▶ Aim: Omit the images. Copy each entry word for word.

▶ Entries:
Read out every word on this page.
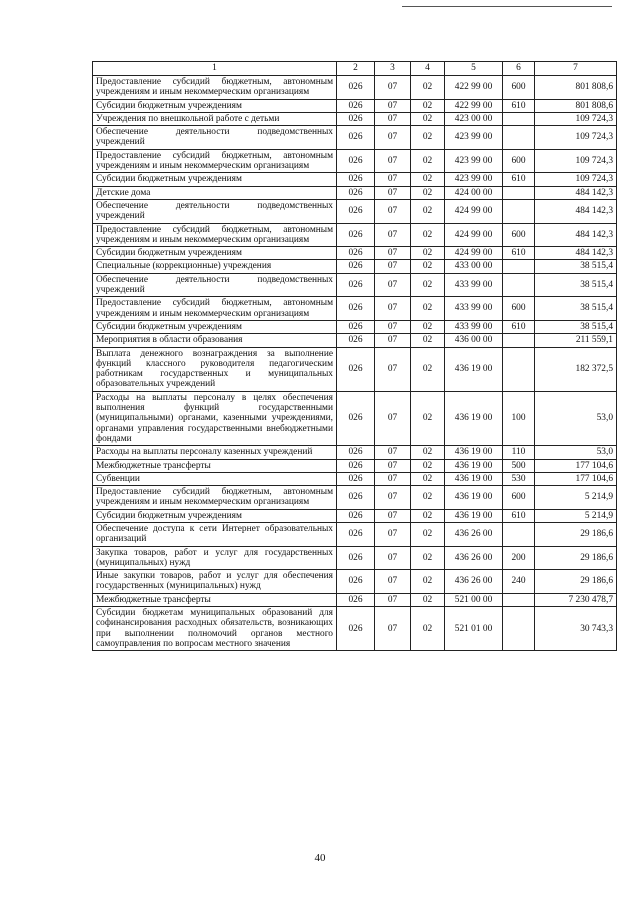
1	2	3	4	5	6	7
Предоставление субсидий бюджетным, автономным учреждениям и иным некоммерческим организациям	026	07	02	422 99 00	600	801 808,6
Субсидии бюджетным учреждениям	026	07	02	422 99 00	610	801 808,6
Учреждения по внешкольной работе с детьми	026	07	02	423 00 00		109 724,3
Обеспечение деятельности подведомственных учреждений	026	07	02	423 99 00		109 724,3
Предоставление субсидий бюджетным, автономным учреждениям и иным некоммерческим организациям	026	07	02	423 99 00	600	109 724,3
Субсидии бюджетным учреждениям	026	07	02	423 99 00	610	109 724,3
Детские дома	026	07	02	424 00 00		484 142,3
Обеспечение деятельности подведомственных учреждений	026	07	02	424 99 00		484 142,3
Предоставление субсидий бюджетным, автономным учреждениям и иным некоммерческим организациям	026	07	02	424 99 00	600	484 142,3
Субсидии бюджетным учреждениям	026	07	02	424 99 00	610	484 142,3
Специальные (коррекционные) учреждения	026	07	02	433 00 00		38 515,4
Обеспечение деятельности подведомственных учреждений	026	07	02	433 99 00		38 515,4
Предоставление субсидий бюджетным, автономным учреждениям и иным некоммерческим организациям	026	07	02	433 99 00	600	38 515,4
Субсидии бюджетным учреждениям	026	07	02	433 99 00	610	38 515,4
Мероприятия в области образования	026	07	02	436 00 00		211 559,1
Выплата денежного вознаграждения за выполнение функций классного руководителя педагогическим работникам государственных и муниципальных образовательных учреждений	026	07	02	436 19 00		182 372,5
Расходы на выплаты персоналу в целях обеспечения выполнения функций государственными (муниципальными) органами, казенными учреждениями, органами управления государственными внебюджетными фондами	026	07	02	436 19 00	100	53,0
Расходы на выплаты персоналу казенных учреждений	026	07	02	436 19 00	110	53,0
Межбюджетные трансферты	026	07	02	436 19 00	500	177 104,6
Субвенции	026	07	02	436 19 00	530	177 104,6
Предоставление субсидий бюджетным, автономным учреждениям и иным некоммерческим организациям	026	07	02	436 19 00	600	5 214,9
Субсидии бюджетным учреждениям	026	07	02	436 19 00	610	5 214,9
Обеспечение доступа к сети Интернет образовательных организаций	026	07	02	436 26 00		29 186,6
Закупка товаров, работ и услуг для государственных (муниципальных) нужд	026	07	02	436 26 00	200	29 186,6
Иные закупки товаров, работ и услуг для обеспечения государственных (муниципальных) нужд	026	07	02	436 26 00	240	29 186,6
Межбюджетные трансферты	026	07	02	521 00 00		7 230 478,7
Субсидии бюджетам муниципальных образований для софинансирования расходных обязательств, возникающих при выполнении полномочий органов местного самоуправления по вопросам местного значения	026	07	02	521 01 00		30 743,3
40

▶ Worked answer:
Read out every word on this page.
1	2	3	4	5	6	7
Предоставление субсидий бюджетным, автономным учреждениям и иным некоммерческим организациям	026	07	02	422 99 00	600	801 808,6
Субсидии бюджетным учреждениям	026	07	02	422 99 00	610	801 808,6
Учреждения по внешкольной работе с детьми	026	07	02	423 00 00		109 724,3
Обеспечение деятельности подведомственных учреждений	026	07	02	423 99 00		109 724,3
Предоставление субсидий бюджетным, автономным учреждениям и иным некоммерческим организациям	026	07	02	423 99 00	600	109 724,3
Субсидии бюджетным учреждениям	026	07	02	423 99 00	610	109 724,3
Детские дома	026	07	02	424 00 00		484 142,3
Обеспечение деятельности подведомственных учреждений	026	07	02	424 99 00		484 142,3
Предоставление субсидий бюджетным, автономным учреждениям и иным некоммерческим организациям	026	07	02	424 99 00	600	484 142,3
Субсидии бюджетным учреждениям	026	07	02	424 99 00	610	484 142,3
Специальные (коррекционные) учреждения	026	07	02	433 00 00		38 515,4
Обеспечение деятельности подведомственных учреждений	026	07	02	433 99 00		38 515,4
Предоставление субсидий бюджетным, автономным учреждениям и иным некоммерческим организациям	026	07	02	433 99 00	600	38 515,4
Субсидии бюджетным учреждениям	026	07	02	433 99 00	610	38 515,4
Мероприятия в области образования	026	07	02	436 00 00		211 559,1
Выплата денежного вознаграждения за выполнение функций классного руководителя педагогическим работникам государственных и муниципальных образовательных учреждений	026	07	02	436 19 00		182 372,5
Расходы на выплаты персоналу в целях обеспечения выполнения функций государственными (муниципальными) органами, казенными учреждениями, органами управления государственными внебюджетными фондами	026	07	02	436 19 00	100	53,0
Расходы на выплаты персоналу казенных учреждений	026	07	02	436 19 00	110	53,0
Межбюджетные трансферты	026	07	02	436 19 00	500	177 104,6
Субвенции	026	07	02	436 19 00	530	177 104,6
Предоставление субсидий бюджетным, автономным учреждениям и иным некоммерческим организациям	026	07	02	436 19 00	600	5 214,9
Субсидии бюджетным учреждениям	026	07	02	436 19 00	610	5 214,9
Обеспечение доступа к сети Интернет образовательных организаций	026	07	02	436 26 00		29 186,6
Закупка товаров, работ и услуг для государственных (муниципальных) нужд	026	07	02	436 26 00	200	29 186,6
Иные закупки товаров, работ и услуг для обеспечения государственных (муниципальных) нужд	026	07	02	436 26 00	240	29 186,6
Межбюджетные трансферты	026	07	02	521 00 00		7 230 478,7
Субсидии бюджетам муниципальных образований для софинансирования расходных обязательств, возникающих при выполнении полномочий органов местного самоуправления по вопросам местного значения	026	07	02	521 01 00		30 743,3
40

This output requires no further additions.